# TASK OBJECTIVE
Omit the pictures from the entries below and retype everything else exactly.

## BEGIN RECORDS TO PROCESS

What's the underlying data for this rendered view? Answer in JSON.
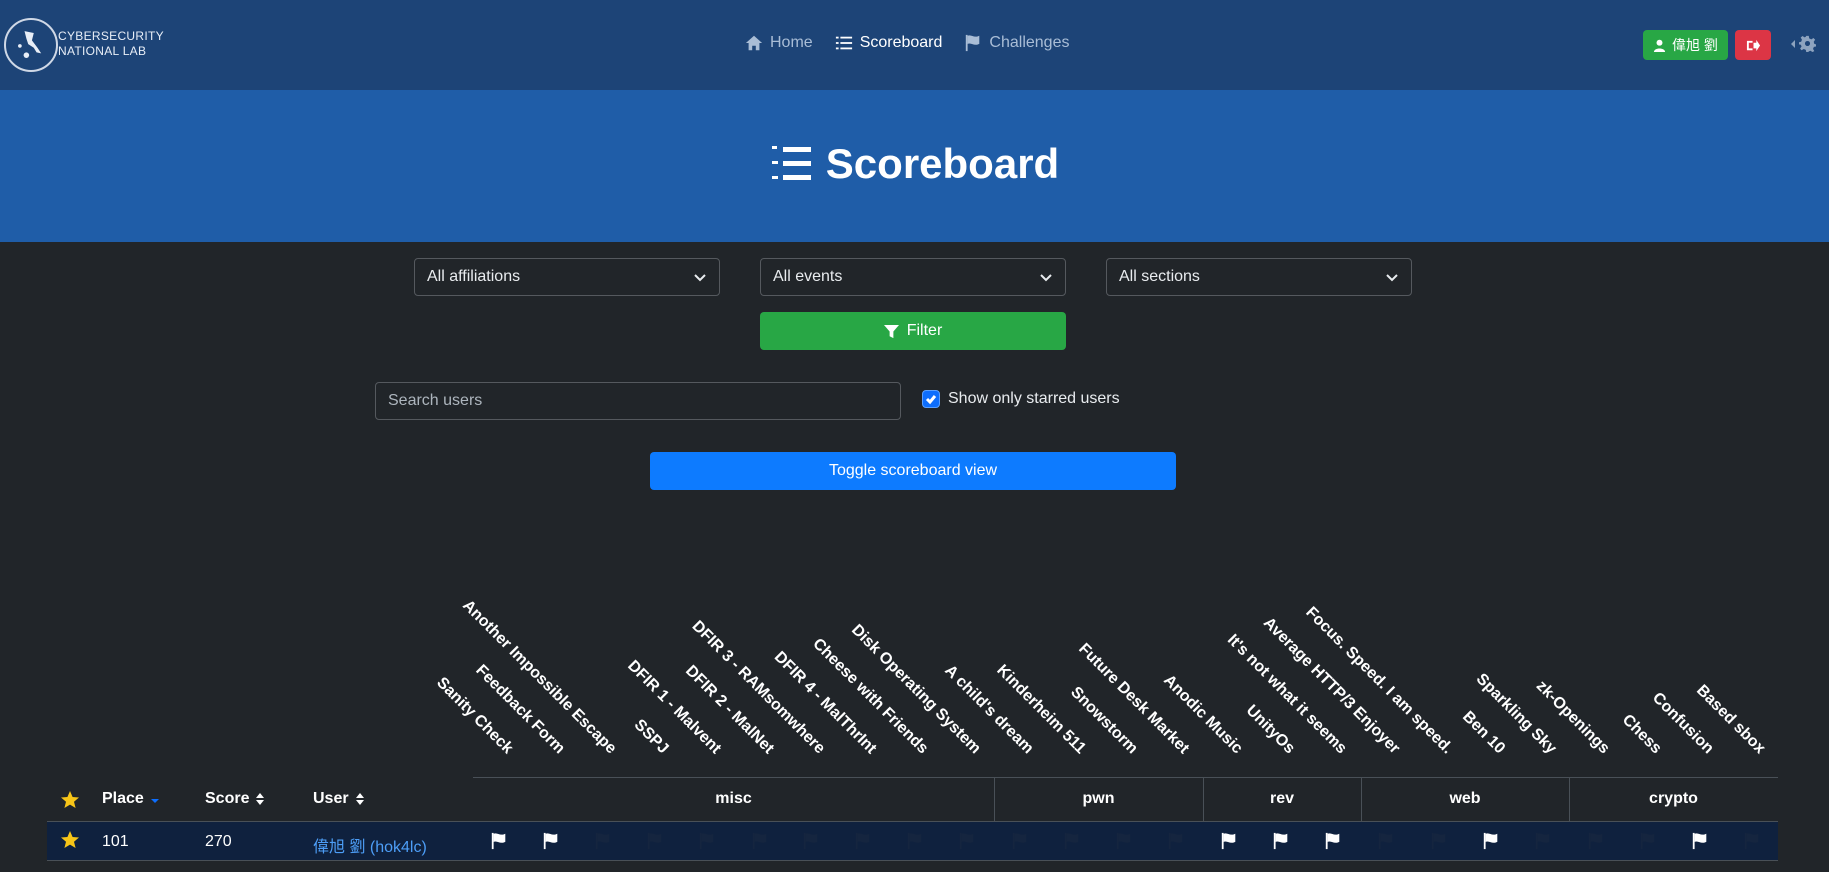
{
  "nav": {
    "logo_line1": "CYBERSECURITY",
    "logo_line2": "NATIONAL LAB",
    "links": [
      {
        "label": "Home",
        "icon": "home-icon"
      },
      {
        "label": "Scoreboard",
        "icon": "list-icon"
      },
      {
        "label": "Challenges",
        "icon": "flag-icon"
      }
    ],
    "user_label": "偉旭 劉",
    "colors": {
      "navbar": "#1d4477",
      "user": "#28a745",
      "logout": "#dc3545"
    }
  },
  "hero": {
    "title": "Scoreboard",
    "icon": "list-ol-icon"
  },
  "filters": {
    "affiliations": "All affiliations",
    "events": "All events",
    "sections": "All sections",
    "filter_label": "Filter"
  },
  "search": {
    "placeholder": "Search users",
    "starred_label": "Show only starred users",
    "starred_checked": true
  },
  "toggle_label": "Toggle scoreboard view",
  "challenges": [
    "Sanity Check",
    "Feedback Form",
    "Another Impossible Escape",
    "SSPJ",
    "DFIR 1 - Malvent",
    "DFIR 2 - MalNet",
    "DFIR 3 - RAMsomwhere",
    "DFIR 4 - MalThrInt",
    "Cheese with Friends",
    "Disk Operating System",
    "A child's dream",
    "Kinderheim 511",
    "Snowstorm",
    "Future Desk Market",
    "Anodic Music",
    "UnityOs",
    "It's not what it seems",
    "Average HTTP/3 Enjoyer",
    "Focus. Speed. I am speed.",
    "Ben 10",
    "Sparkling Sky",
    "zk-Openings",
    "Chess",
    "Confusion",
    "Based sbox"
  ],
  "table": {
    "headers": {
      "place": "Place",
      "score": "Score",
      "user": "User"
    },
    "categories": [
      "misc",
      "pwn",
      "rev",
      "web",
      "crypto"
    ],
    "rows": [
      {
        "place": "101",
        "score": "270",
        "user": "偉旭 劉 (hok4lc)",
        "solved": [
          true,
          true,
          false,
          false,
          false,
          false,
          false,
          false,
          false,
          false,
          false,
          false,
          false,
          false,
          true,
          true,
          true,
          false,
          false,
          true,
          false,
          false,
          false,
          true,
          false
        ]
      }
    ]
  }
}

## END RECORDS TO PROCESS

# COMPLETE OUTPUT
What's the underlying data for this rendered view? Answer in JSON.
{
  "nav": {
    "logo_line1": "CYBERSECURITY",
    "logo_line2": "NATIONAL LAB",
    "links": [
      {
        "label": "Home",
        "icon": "home-icon"
      },
      {
        "label": "Scoreboard",
        "icon": "list-icon"
      },
      {
        "label": "Challenges",
        "icon": "flag-icon"
      }
    ],
    "user_label": "偉旭 劉",
    "colors": {
      "navbar": "#1d4477",
      "user": "#28a745",
      "logout": "#dc3545"
    }
  },
  "hero": {
    "title": "Scoreboard",
    "icon": "list-ol-icon"
  },
  "filters": {
    "affiliations": "All affiliations",
    "events": "All events",
    "sections": "All sections",
    "filter_label": "Filter"
  },
  "search": {
    "placeholder": "Search users",
    "starred_label": "Show only starred users",
    "starred_checked": true
  },
  "toggle_label": "Toggle scoreboard view",
  "challenges": [
    "Sanity Check",
    "Feedback Form",
    "Another Impossible Escape",
    "SSPJ",
    "DFIR 1 - Malvent",
    "DFIR 2 - MalNet",
    "DFIR 3 - RAMsomwhere",
    "DFIR 4 - MalThrInt",
    "Cheese with Friends",
    "Disk Operating System",
    "A child's dream",
    "Kinderheim 511",
    "Snowstorm",
    "Future Desk Market",
    "Anodic Music",
    "UnityOs",
    "It's not what it seems",
    "Average HTTP/3 Enjoyer",
    "Focus. Speed. I am speed.",
    "Ben 10",
    "Sparkling Sky",
    "zk-Openings",
    "Chess",
    "Confusion",
    "Based sbox"
  ],
  "table": {
    "headers": {
      "place": "Place",
      "score": "Score",
      "user": "User"
    },
    "categories": [
      "misc",
      "pwn",
      "rev",
      "web",
      "crypto"
    ],
    "rows": [
      {
        "place": "101",
        "score": "270",
        "user": "偉旭 劉 (hok4lc)",
        "solved": [
          true,
          true,
          false,
          false,
          false,
          false,
          false,
          false,
          false,
          false,
          false,
          false,
          false,
          false,
          true,
          true,
          true,
          false,
          false,
          true,
          false,
          false,
          false,
          true,
          false
        ]
      }
    ]
  }
}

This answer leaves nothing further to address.